How many lines of the entries below include the word "Comfort"? Answer with the number alone.
— start of DATA —
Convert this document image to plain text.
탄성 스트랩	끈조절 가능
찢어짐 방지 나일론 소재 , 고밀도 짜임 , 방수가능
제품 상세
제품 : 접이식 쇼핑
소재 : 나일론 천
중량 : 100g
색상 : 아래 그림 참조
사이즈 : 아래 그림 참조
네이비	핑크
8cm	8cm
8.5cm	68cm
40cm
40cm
— end of DATA —
— start of DATA —
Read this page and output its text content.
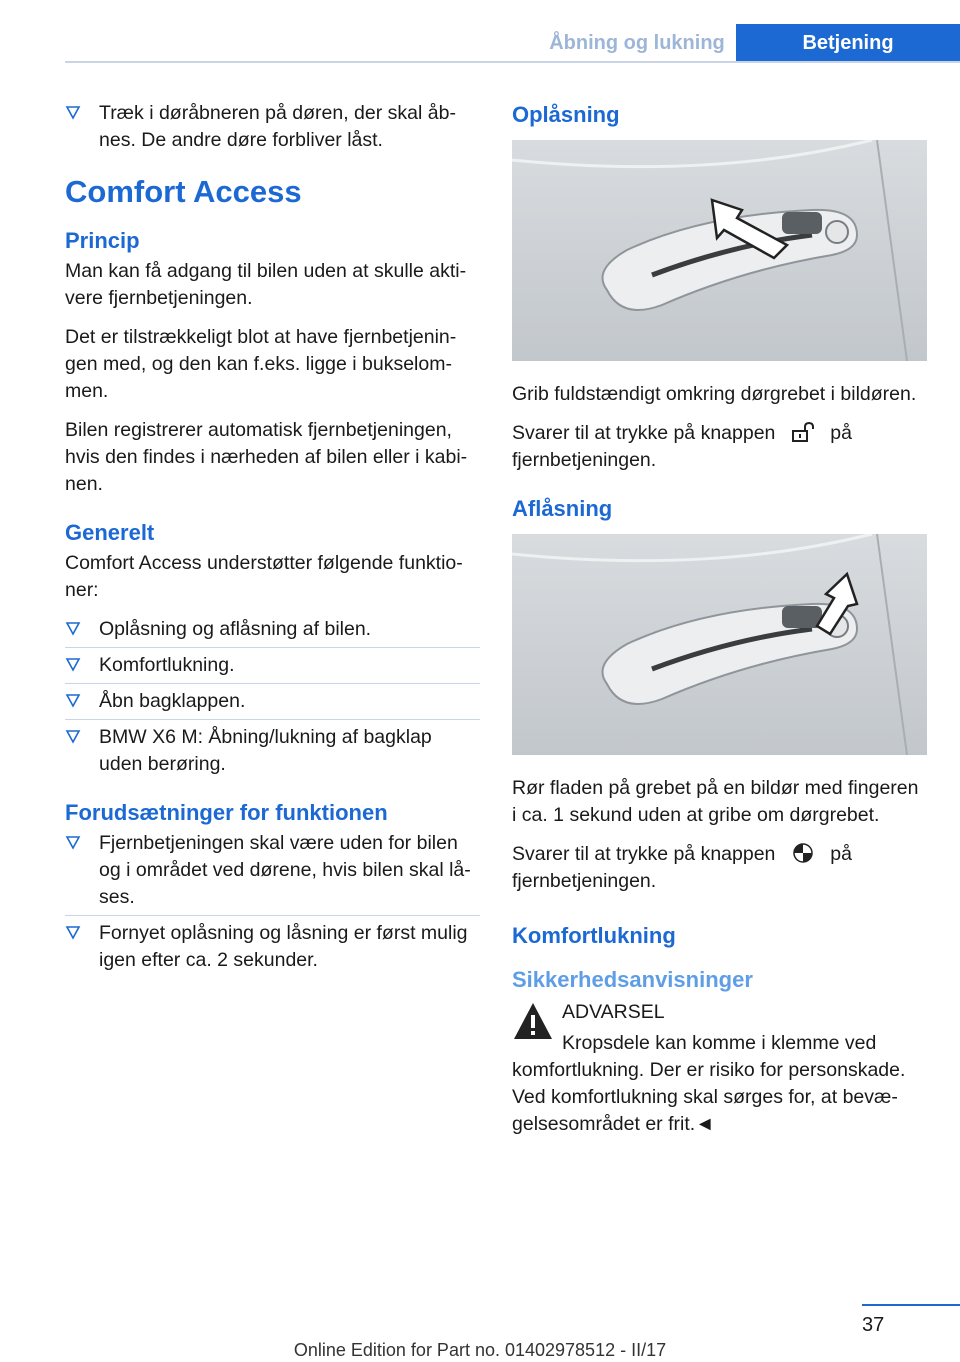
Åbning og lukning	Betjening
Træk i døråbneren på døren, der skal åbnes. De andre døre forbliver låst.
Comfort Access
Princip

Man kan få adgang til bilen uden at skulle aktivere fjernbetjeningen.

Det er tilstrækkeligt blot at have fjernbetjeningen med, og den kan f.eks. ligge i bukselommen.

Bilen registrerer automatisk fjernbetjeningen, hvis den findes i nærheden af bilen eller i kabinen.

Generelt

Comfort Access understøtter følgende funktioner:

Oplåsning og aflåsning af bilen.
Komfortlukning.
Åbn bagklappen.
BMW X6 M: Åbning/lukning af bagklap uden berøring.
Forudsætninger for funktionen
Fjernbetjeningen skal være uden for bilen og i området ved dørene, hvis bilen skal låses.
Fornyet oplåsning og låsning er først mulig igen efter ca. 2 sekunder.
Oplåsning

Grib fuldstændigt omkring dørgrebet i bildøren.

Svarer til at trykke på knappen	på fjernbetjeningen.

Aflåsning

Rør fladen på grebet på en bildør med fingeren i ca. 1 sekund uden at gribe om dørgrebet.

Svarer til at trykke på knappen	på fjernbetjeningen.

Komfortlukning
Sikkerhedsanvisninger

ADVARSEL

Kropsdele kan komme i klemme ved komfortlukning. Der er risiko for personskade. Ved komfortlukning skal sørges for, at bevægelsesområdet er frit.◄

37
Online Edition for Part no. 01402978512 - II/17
— end of DATA —
# OUTPUT
2